■ **Direction**
Each entry below should be written out exactly as it is, with no pictures.

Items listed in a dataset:
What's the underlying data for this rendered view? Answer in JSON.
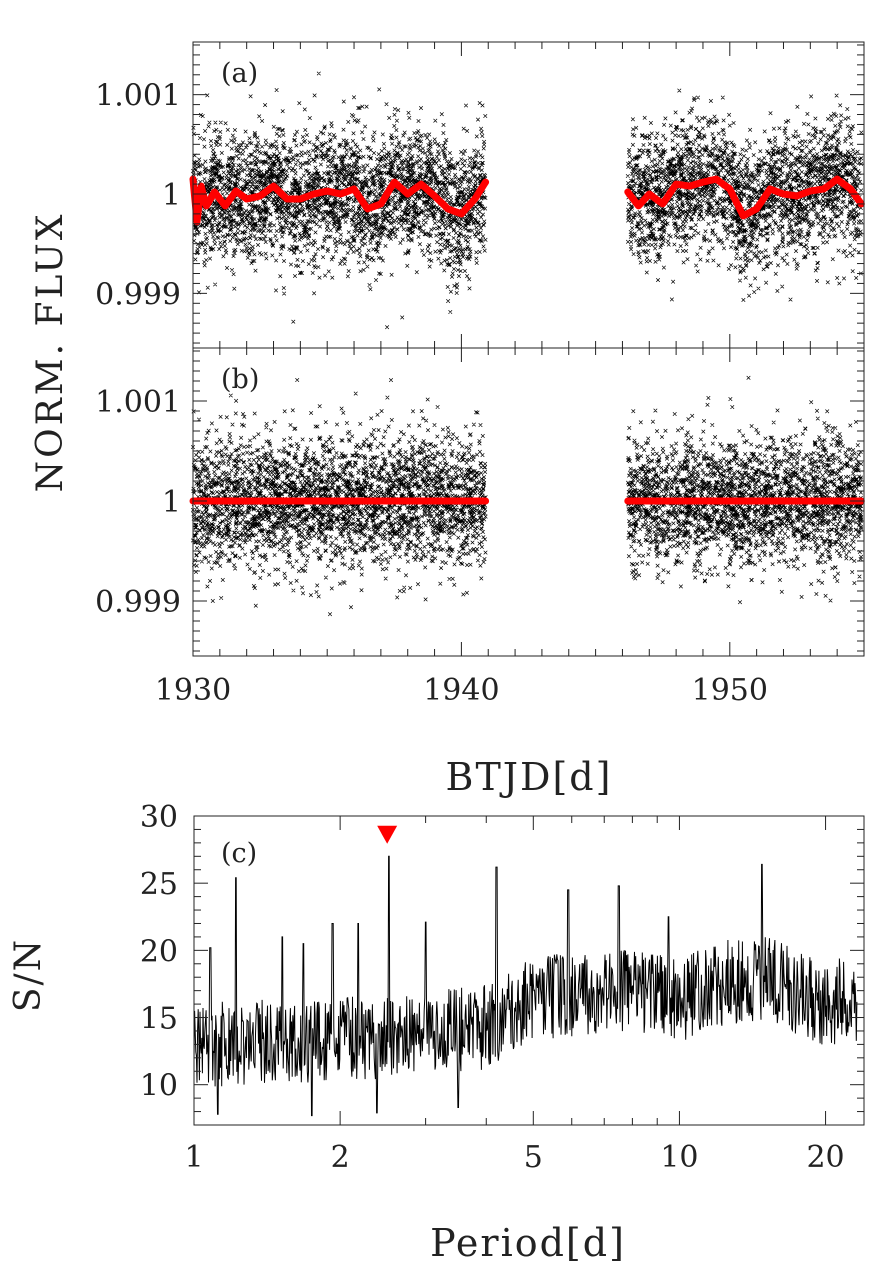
{
  "chart_data": [
    {
      "id": "a",
      "type": "scatter",
      "panel_label": "(a)",
      "ylabel": "NORM. FLUX",
      "xlim": [
        1930,
        1955
      ],
      "ylim": [
        0.99845,
        1.00153
      ],
      "yticks": [
        0.999,
        1,
        1.001
      ],
      "ytick_labels": [
        "0.999",
        "1",
        "1.001"
      ],
      "x_segments": [
        [
          1930.0,
          1940.9
        ],
        [
          1946.2,
          1954.9
        ]
      ],
      "point_scatter_sigma": 0.00032,
      "trend_color": "#ff0000",
      "trend": [
        [
          1930.0,
          1.00015
        ],
        [
          1930.15,
          0.99972
        ],
        [
          1930.3,
          1.00008
        ],
        [
          1930.5,
          0.99988
        ],
        [
          1930.8,
          1.00002
        ],
        [
          1931.2,
          0.99988
        ],
        [
          1931.6,
          1.00003
        ],
        [
          1932.0,
          0.99995
        ],
        [
          1932.5,
          0.99998
        ],
        [
          1933.0,
          1.00008
        ],
        [
          1933.5,
          0.99995
        ],
        [
          1934.0,
          0.99995
        ],
        [
          1934.5,
          1.0
        ],
        [
          1935.0,
          1.00003
        ],
        [
          1935.5,
          1.0
        ],
        [
          1936.0,
          1.00005
        ],
        [
          1936.5,
          0.99985
        ],
        [
          1937.0,
          0.9999
        ],
        [
          1937.5,
          1.00012
        ],
        [
          1938.0,
          1.0
        ],
        [
          1938.5,
          1.0001
        ],
        [
          1939.0,
          0.99998
        ],
        [
          1939.5,
          0.99985
        ],
        [
          1940.0,
          0.9998
        ],
        [
          1940.5,
          0.99995
        ],
        [
          1940.9,
          1.00012
        ],
        [
          1946.2,
          1.00002
        ],
        [
          1946.6,
          0.99988
        ],
        [
          1947.0,
          1.0
        ],
        [
          1947.5,
          0.9999
        ],
        [
          1948.0,
          1.0001
        ],
        [
          1948.5,
          1.00008
        ],
        [
          1949.0,
          1.00012
        ],
        [
          1949.5,
          1.00015
        ],
        [
          1950.0,
          1.00005
        ],
        [
          1950.5,
          0.99978
        ],
        [
          1951.0,
          0.99985
        ],
        [
          1951.5,
          1.00005
        ],
        [
          1952.0,
          1.0
        ],
        [
          1952.5,
          0.99998
        ],
        [
          1953.0,
          1.00003
        ],
        [
          1953.5,
          1.00005
        ],
        [
          1954.0,
          1.00015
        ],
        [
          1954.5,
          1.00005
        ],
        [
          1954.9,
          0.9999
        ]
      ]
    },
    {
      "id": "b",
      "type": "scatter",
      "panel_label": "(b)",
      "xlabel": "BTJD[d]",
      "xlim": [
        1930,
        1955
      ],
      "ylim": [
        0.99845,
        1.00153
      ],
      "xticks": [
        1930,
        1940,
        1950
      ],
      "xtick_labels": [
        "1930",
        "1940",
        "1950"
      ],
      "yticks": [
        0.999,
        1,
        1.001
      ],
      "ytick_labels": [
        "0.999",
        "1",
        "1.001"
      ],
      "x_segments": [
        [
          1930.0,
          1940.9
        ],
        [
          1946.2,
          1954.9
        ]
      ],
      "point_scatter_sigma": 0.00032,
      "trend_color": "#ff0000",
      "trend": [
        [
          1930.0,
          1.0
        ],
        [
          1940.9,
          1.0
        ],
        [
          1946.2,
          1.0
        ],
        [
          1954.9,
          1.0
        ]
      ]
    },
    {
      "id": "c",
      "type": "line",
      "panel_label": "(c)",
      "xlabel": "Period[d]",
      "ylabel": "S/N",
      "xscale": "log",
      "xlim": [
        1,
        24
      ],
      "ylim": [
        7,
        30
      ],
      "xticks": [
        1,
        2,
        5,
        10,
        20
      ],
      "xtick_labels": [
        "1",
        "2",
        "5",
        "10",
        "20"
      ],
      "yticks": [
        10,
        15,
        20,
        25,
        30
      ],
      "ytick_labels": [
        "10",
        "15",
        "20",
        "25",
        "30"
      ],
      "marker": {
        "x": 2.5,
        "y": 28.6,
        "shape": "triangle-down",
        "color": "#ff0000"
      },
      "peaks": [
        [
          1.08,
          20.2
        ],
        [
          1.22,
          25.4
        ],
        [
          1.52,
          21.0
        ],
        [
          1.68,
          20.5
        ],
        [
          1.93,
          22.0
        ],
        [
          2.18,
          22.0
        ],
        [
          2.52,
          27.0
        ],
        [
          3.0,
          22.1
        ],
        [
          4.2,
          26.2
        ],
        [
          5.9,
          24.5
        ],
        [
          7.5,
          24.8
        ],
        [
          9.5,
          22.5
        ],
        [
          14.8,
          26.4
        ]
      ],
      "dips": [
        [
          1.12,
          7.8
        ],
        [
          1.75,
          7.7
        ],
        [
          2.38,
          7.9
        ],
        [
          3.5,
          8.3
        ]
      ],
      "baseline": [
        [
          1.0,
          13.0
        ],
        [
          1.5,
          13.2
        ],
        [
          2.0,
          13.3
        ],
        [
          3.0,
          13.8
        ],
        [
          4.0,
          14.3
        ],
        [
          5.0,
          16.5
        ],
        [
          7.0,
          17.0
        ],
        [
          9.0,
          16.8
        ],
        [
          10.0,
          16.2
        ],
        [
          12.0,
          17.5
        ],
        [
          15.0,
          18.0
        ],
        [
          17.0,
          17.0
        ],
        [
          20.0,
          15.8
        ],
        [
          22.0,
          16.5
        ],
        [
          24.0,
          16.3
        ]
      ],
      "noise_amplitude": 3.2
    }
  ]
}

■ **Solution**
What's the underlying data for this rendered view? Answer in JSON.
{
  "chart_data": [
    {
      "id": "a",
      "type": "scatter",
      "panel_label": "(a)",
      "ylabel": "NORM. FLUX",
      "xlim": [
        1930,
        1955
      ],
      "ylim": [
        0.99845,
        1.00153
      ],
      "yticks": [
        0.999,
        1,
        1.001
      ],
      "ytick_labels": [
        "0.999",
        "1",
        "1.001"
      ],
      "x_segments": [
        [
          1930.0,
          1940.9
        ],
        [
          1946.2,
          1954.9
        ]
      ],
      "point_scatter_sigma": 0.00032,
      "trend_color": "#ff0000",
      "trend": [
        [
          1930.0,
          1.00015
        ],
        [
          1930.15,
          0.99972
        ],
        [
          1930.3,
          1.00008
        ],
        [
          1930.5,
          0.99988
        ],
        [
          1930.8,
          1.00002
        ],
        [
          1931.2,
          0.99988
        ],
        [
          1931.6,
          1.00003
        ],
        [
          1932.0,
          0.99995
        ],
        [
          1932.5,
          0.99998
        ],
        [
          1933.0,
          1.00008
        ],
        [
          1933.5,
          0.99995
        ],
        [
          1934.0,
          0.99995
        ],
        [
          1934.5,
          1.0
        ],
        [
          1935.0,
          1.00003
        ],
        [
          1935.5,
          1.0
        ],
        [
          1936.0,
          1.00005
        ],
        [
          1936.5,
          0.99985
        ],
        [
          1937.0,
          0.9999
        ],
        [
          1937.5,
          1.00012
        ],
        [
          1938.0,
          1.0
        ],
        [
          1938.5,
          1.0001
        ],
        [
          1939.0,
          0.99998
        ],
        [
          1939.5,
          0.99985
        ],
        [
          1940.0,
          0.9998
        ],
        [
          1940.5,
          0.99995
        ],
        [
          1940.9,
          1.00012
        ],
        [
          1946.2,
          1.00002
        ],
        [
          1946.6,
          0.99988
        ],
        [
          1947.0,
          1.0
        ],
        [
          1947.5,
          0.9999
        ],
        [
          1948.0,
          1.0001
        ],
        [
          1948.5,
          1.00008
        ],
        [
          1949.0,
          1.00012
        ],
        [
          1949.5,
          1.00015
        ],
        [
          1950.0,
          1.00005
        ],
        [
          1950.5,
          0.99978
        ],
        [
          1951.0,
          0.99985
        ],
        [
          1951.5,
          1.00005
        ],
        [
          1952.0,
          1.0
        ],
        [
          1952.5,
          0.99998
        ],
        [
          1953.0,
          1.00003
        ],
        [
          1953.5,
          1.00005
        ],
        [
          1954.0,
          1.00015
        ],
        [
          1954.5,
          1.00005
        ],
        [
          1954.9,
          0.9999
        ]
      ]
    },
    {
      "id": "b",
      "type": "scatter",
      "panel_label": "(b)",
      "xlabel": "BTJD[d]",
      "xlim": [
        1930,
        1955
      ],
      "ylim": [
        0.99845,
        1.00153
      ],
      "xticks": [
        1930,
        1940,
        1950
      ],
      "xtick_labels": [
        "1930",
        "1940",
        "1950"
      ],
      "yticks": [
        0.999,
        1,
        1.001
      ],
      "ytick_labels": [
        "0.999",
        "1",
        "1.001"
      ],
      "x_segments": [
        [
          1930.0,
          1940.9
        ],
        [
          1946.2,
          1954.9
        ]
      ],
      "point_scatter_sigma": 0.00032,
      "trend_color": "#ff0000",
      "trend": [
        [
          1930.0,
          1.0
        ],
        [
          1940.9,
          1.0
        ],
        [
          1946.2,
          1.0
        ],
        [
          1954.9,
          1.0
        ]
      ]
    },
    {
      "id": "c",
      "type": "line",
      "panel_label": "(c)",
      "xlabel": "Period[d]",
      "ylabel": "S/N",
      "xscale": "log",
      "xlim": [
        1,
        24
      ],
      "ylim": [
        7,
        30
      ],
      "xticks": [
        1,
        2,
        5,
        10,
        20
      ],
      "xtick_labels": [
        "1",
        "2",
        "5",
        "10",
        "20"
      ],
      "yticks": [
        10,
        15,
        20,
        25,
        30
      ],
      "ytick_labels": [
        "10",
        "15",
        "20",
        "25",
        "30"
      ],
      "marker": {
        "x": 2.5,
        "y": 28.6,
        "shape": "triangle-down",
        "color": "#ff0000"
      },
      "peaks": [
        [
          1.08,
          20.2
        ],
        [
          1.22,
          25.4
        ],
        [
          1.52,
          21.0
        ],
        [
          1.68,
          20.5
        ],
        [
          1.93,
          22.0
        ],
        [
          2.18,
          22.0
        ],
        [
          2.52,
          27.0
        ],
        [
          3.0,
          22.1
        ],
        [
          4.2,
          26.2
        ],
        [
          5.9,
          24.5
        ],
        [
          7.5,
          24.8
        ],
        [
          9.5,
          22.5
        ],
        [
          14.8,
          26.4
        ]
      ],
      "dips": [
        [
          1.12,
          7.8
        ],
        [
          1.75,
          7.7
        ],
        [
          2.38,
          7.9
        ],
        [
          3.5,
          8.3
        ]
      ],
      "baseline": [
        [
          1.0,
          13.0
        ],
        [
          1.5,
          13.2
        ],
        [
          2.0,
          13.3
        ],
        [
          3.0,
          13.8
        ],
        [
          4.0,
          14.3
        ],
        [
          5.0,
          16.5
        ],
        [
          7.0,
          17.0
        ],
        [
          9.0,
          16.8
        ],
        [
          10.0,
          16.2
        ],
        [
          12.0,
          17.5
        ],
        [
          15.0,
          18.0
        ],
        [
          17.0,
          17.0
        ],
        [
          20.0,
          15.8
        ],
        [
          22.0,
          16.5
        ],
        [
          24.0,
          16.3
        ]
      ],
      "noise_amplitude": 3.2
    }
  ]
}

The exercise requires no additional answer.